[WRITTEN REQUEST]: Give back a single number, the count of lines containing the word "color".
•••
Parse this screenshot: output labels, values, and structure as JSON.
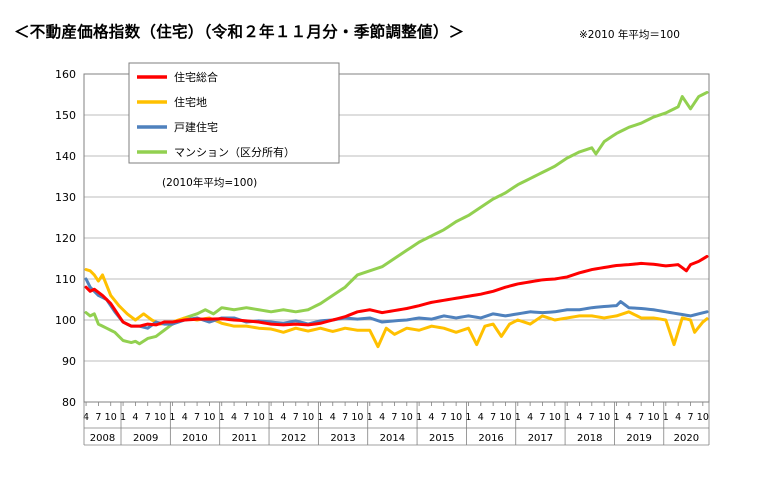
{
  "header": {
    "title": "＜不動産価格指数（住宅）（令和２年１１月分・季節調整値）＞",
    "note": "※2010 年平均＝100"
  },
  "chart_data": {
    "type": "line",
    "base_note": "(2010年平均=100)",
    "ylim": [
      80,
      160
    ],
    "yticks": [
      "80",
      "90",
      "100",
      "110",
      "120",
      "130",
      "140",
      "150",
      "160"
    ],
    "month_tick_labels": [
      "4",
      "7",
      "10",
      "1"
    ],
    "years": [
      "2008",
      "2009",
      "2010",
      "2011",
      "2012",
      "2013",
      "2014",
      "2015",
      "2016",
      "2017",
      "2018",
      "2019",
      "2020"
    ],
    "x_start": "2008-04",
    "x_end": "2020-11",
    "grid": true,
    "legend_position": "top-left",
    "series": [
      {
        "name": "住宅総合",
        "color": "#ff0000",
        "anchors": [
          [
            "2008-04",
            108
          ],
          [
            "2008-05",
            107
          ],
          [
            "2008-06",
            107.5
          ],
          [
            "2008-08",
            106
          ],
          [
            "2008-10",
            104
          ],
          [
            "2008-12",
            101
          ],
          [
            "2009-01",
            99.5
          ],
          [
            "2009-03",
            98.5
          ],
          [
            "2009-05",
            98.5
          ],
          [
            "2009-07",
            99
          ],
          [
            "2009-09",
            98.8
          ],
          [
            "2009-11",
            99.5
          ],
          [
            "2010-01",
            99.5
          ],
          [
            "2010-04",
            100
          ],
          [
            "2010-07",
            100.2
          ],
          [
            "2010-10",
            100.2
          ],
          [
            "2011-01",
            100.3
          ],
          [
            "2011-04",
            100
          ],
          [
            "2011-07",
            99.8
          ],
          [
            "2011-10",
            99.5
          ],
          [
            "2012-01",
            99
          ],
          [
            "2012-04",
            98.8
          ],
          [
            "2012-07",
            99
          ],
          [
            "2012-10",
            98.8
          ],
          [
            "2013-01",
            99.2
          ],
          [
            "2013-04",
            100
          ],
          [
            "2013-07",
            100.8
          ],
          [
            "2013-10",
            102
          ],
          [
            "2014-01",
            102.5
          ],
          [
            "2014-04",
            101.8
          ],
          [
            "2014-07",
            102.3
          ],
          [
            "2014-10",
            102.8
          ],
          [
            "2015-01",
            103.5
          ],
          [
            "2015-04",
            104.3
          ],
          [
            "2015-07",
            104.8
          ],
          [
            "2015-10",
            105.3
          ],
          [
            "2016-01",
            105.8
          ],
          [
            "2016-04",
            106.3
          ],
          [
            "2016-07",
            107
          ],
          [
            "2016-10",
            108
          ],
          [
            "2017-01",
            108.8
          ],
          [
            "2017-04",
            109.3
          ],
          [
            "2017-07",
            109.8
          ],
          [
            "2017-10",
            110
          ],
          [
            "2018-01",
            110.5
          ],
          [
            "2018-04",
            111.5
          ],
          [
            "2018-07",
            112.3
          ],
          [
            "2018-10",
            112.8
          ],
          [
            "2019-01",
            113.3
          ],
          [
            "2019-04",
            113.5
          ],
          [
            "2019-07",
            113.8
          ],
          [
            "2019-10",
            113.6
          ],
          [
            "2020-01",
            113.2
          ],
          [
            "2020-04",
            113.5
          ],
          [
            "2020-06",
            112
          ],
          [
            "2020-07",
            113.5
          ],
          [
            "2020-09",
            114.3
          ],
          [
            "2020-11",
            115.5
          ]
        ]
      },
      {
        "name": "住宅地",
        "color": "#ffc000",
        "anchors": [
          [
            "2008-04",
            112.3
          ],
          [
            "2008-05",
            112
          ],
          [
            "2008-06",
            111
          ],
          [
            "2008-07",
            109.5
          ],
          [
            "2008-08",
            111
          ],
          [
            "2008-10",
            106
          ],
          [
            "2008-12",
            103.5
          ],
          [
            "2009-02",
            101.5
          ],
          [
            "2009-04",
            100
          ],
          [
            "2009-06",
            101.5
          ],
          [
            "2009-08",
            100
          ],
          [
            "2009-10",
            99
          ],
          [
            "2010-01",
            99.5
          ],
          [
            "2010-04",
            100.5
          ],
          [
            "2010-07",
            100
          ],
          [
            "2010-10",
            100.5
          ],
          [
            "2011-01",
            99.2
          ],
          [
            "2011-04",
            98.5
          ],
          [
            "2011-07",
            98.5
          ],
          [
            "2011-10",
            98
          ],
          [
            "2012-01",
            97.8
          ],
          [
            "2012-04",
            97
          ],
          [
            "2012-07",
            98
          ],
          [
            "2012-10",
            97.3
          ],
          [
            "2013-01",
            98
          ],
          [
            "2013-04",
            97.2
          ],
          [
            "2013-07",
            98
          ],
          [
            "2013-10",
            97.5
          ],
          [
            "2014-01",
            97.5
          ],
          [
            "2014-03",
            93.5
          ],
          [
            "2014-05",
            98
          ],
          [
            "2014-07",
            96.5
          ],
          [
            "2014-10",
            98
          ],
          [
            "2015-01",
            97.5
          ],
          [
            "2015-04",
            98.5
          ],
          [
            "2015-07",
            98
          ],
          [
            "2015-10",
            97
          ],
          [
            "2016-01",
            98
          ],
          [
            "2016-03",
            94
          ],
          [
            "2016-05",
            98.5
          ],
          [
            "2016-07",
            99
          ],
          [
            "2016-09",
            96
          ],
          [
            "2016-11",
            99
          ],
          [
            "2017-01",
            100
          ],
          [
            "2017-04",
            99
          ],
          [
            "2017-07",
            101
          ],
          [
            "2017-10",
            100
          ],
          [
            "2018-01",
            100.5
          ],
          [
            "2018-04",
            101
          ],
          [
            "2018-07",
            101
          ],
          [
            "2018-10",
            100.5
          ],
          [
            "2019-01",
            101
          ],
          [
            "2019-04",
            102
          ],
          [
            "2019-07",
            100.5
          ],
          [
            "2019-10",
            100.5
          ],
          [
            "2020-01",
            100
          ],
          [
            "2020-03",
            94
          ],
          [
            "2020-05",
            100.5
          ],
          [
            "2020-07",
            100
          ],
          [
            "2020-08",
            97
          ],
          [
            "2020-10",
            99.5
          ],
          [
            "2020-11",
            100.3
          ]
        ]
      },
      {
        "name": "戸建住宅",
        "color": "#4f81bd",
        "anchors": [
          [
            "2008-04",
            110
          ],
          [
            "2008-05",
            108
          ],
          [
            "2008-07",
            106
          ],
          [
            "2008-09",
            105
          ],
          [
            "2008-11",
            102
          ],
          [
            "2009-01",
            99.5
          ],
          [
            "2009-03",
            98.5
          ],
          [
            "2009-05",
            98.5
          ],
          [
            "2009-07",
            98
          ],
          [
            "2009-09",
            99.5
          ],
          [
            "2009-11",
            99
          ],
          [
            "2010-01",
            99
          ],
          [
            "2010-04",
            100
          ],
          [
            "2010-07",
            100.5
          ],
          [
            "2010-10",
            99.5
          ],
          [
            "2011-01",
            100.5
          ],
          [
            "2011-04",
            100.5
          ],
          [
            "2011-07",
            99.5
          ],
          [
            "2011-10",
            99.8
          ],
          [
            "2012-01",
            99.5
          ],
          [
            "2012-04",
            99.2
          ],
          [
            "2012-07",
            99.8
          ],
          [
            "2012-10",
            99
          ],
          [
            "2013-01",
            99.8
          ],
          [
            "2013-04",
            100
          ],
          [
            "2013-07",
            100.5
          ],
          [
            "2013-10",
            100.2
          ],
          [
            "2014-01",
            100.5
          ],
          [
            "2014-04",
            99.5
          ],
          [
            "2014-07",
            99.8
          ],
          [
            "2014-10",
            100
          ],
          [
            "2015-01",
            100.5
          ],
          [
            "2015-04",
            100.2
          ],
          [
            "2015-07",
            101
          ],
          [
            "2015-10",
            100.5
          ],
          [
            "2016-01",
            101
          ],
          [
            "2016-04",
            100.5
          ],
          [
            "2016-07",
            101.5
          ],
          [
            "2016-10",
            101
          ],
          [
            "2017-01",
            101.5
          ],
          [
            "2017-04",
            102
          ],
          [
            "2017-07",
            101.8
          ],
          [
            "2017-10",
            102
          ],
          [
            "2018-01",
            102.5
          ],
          [
            "2018-04",
            102.5
          ],
          [
            "2018-07",
            103
          ],
          [
            "2018-10",
            103.3
          ],
          [
            "2019-01",
            103.5
          ],
          [
            "2019-02",
            104.5
          ],
          [
            "2019-04",
            103
          ],
          [
            "2019-07",
            102.8
          ],
          [
            "2019-10",
            102.5
          ],
          [
            "2020-01",
            102
          ],
          [
            "2020-04",
            101.5
          ],
          [
            "2020-07",
            101
          ],
          [
            "2020-09",
            101.5
          ],
          [
            "2020-11",
            102
          ]
        ]
      },
      {
        "name": "マンション（区分所有）",
        "color": "#92d050",
        "anchors": [
          [
            "2008-04",
            101.8
          ],
          [
            "2008-05",
            101
          ],
          [
            "2008-06",
            101.5
          ],
          [
            "2008-07",
            99
          ],
          [
            "2008-09",
            98
          ],
          [
            "2008-11",
            97
          ],
          [
            "2009-01",
            95
          ],
          [
            "2009-03",
            94.5
          ],
          [
            "2009-04",
            94.8
          ],
          [
            "2009-05",
            94.2
          ],
          [
            "2009-07",
            95.5
          ],
          [
            "2009-09",
            96
          ],
          [
            "2009-11",
            97.5
          ],
          [
            "2010-01",
            99
          ],
          [
            "2010-04",
            100.5
          ],
          [
            "2010-07",
            101.5
          ],
          [
            "2010-09",
            102.5
          ],
          [
            "2010-11",
            101.5
          ],
          [
            "2011-01",
            103
          ],
          [
            "2011-04",
            102.5
          ],
          [
            "2011-07",
            103
          ],
          [
            "2011-10",
            102.5
          ],
          [
            "2012-01",
            102
          ],
          [
            "2012-04",
            102.5
          ],
          [
            "2012-07",
            102
          ],
          [
            "2012-10",
            102.5
          ],
          [
            "2013-01",
            104
          ],
          [
            "2013-04",
            106
          ],
          [
            "2013-07",
            108
          ],
          [
            "2013-10",
            111
          ],
          [
            "2014-01",
            112
          ],
          [
            "2014-04",
            113
          ],
          [
            "2014-07",
            115
          ],
          [
            "2014-10",
            117
          ],
          [
            "2015-01",
            119
          ],
          [
            "2015-04",
            120.5
          ],
          [
            "2015-07",
            122
          ],
          [
            "2015-10",
            124
          ],
          [
            "2016-01",
            125.5
          ],
          [
            "2016-04",
            127.5
          ],
          [
            "2016-07",
            129.5
          ],
          [
            "2016-10",
            131
          ],
          [
            "2017-01",
            133
          ],
          [
            "2017-04",
            134.5
          ],
          [
            "2017-07",
            136
          ],
          [
            "2017-10",
            137.5
          ],
          [
            "2018-01",
            139.5
          ],
          [
            "2018-04",
            141
          ],
          [
            "2018-07",
            142
          ],
          [
            "2018-08",
            140.5
          ],
          [
            "2018-10",
            143.5
          ],
          [
            "2019-01",
            145.5
          ],
          [
            "2019-04",
            147
          ],
          [
            "2019-07",
            148
          ],
          [
            "2019-10",
            149.5
          ],
          [
            "2020-01",
            150.5
          ],
          [
            "2020-04",
            152
          ],
          [
            "2020-05",
            154.5
          ],
          [
            "2020-07",
            151.5
          ],
          [
            "2020-09",
            154.5
          ],
          [
            "2020-11",
            155.5
          ]
        ]
      }
    ]
  }
}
•••
[SOLUTION TO THIS PROBLEM]: 4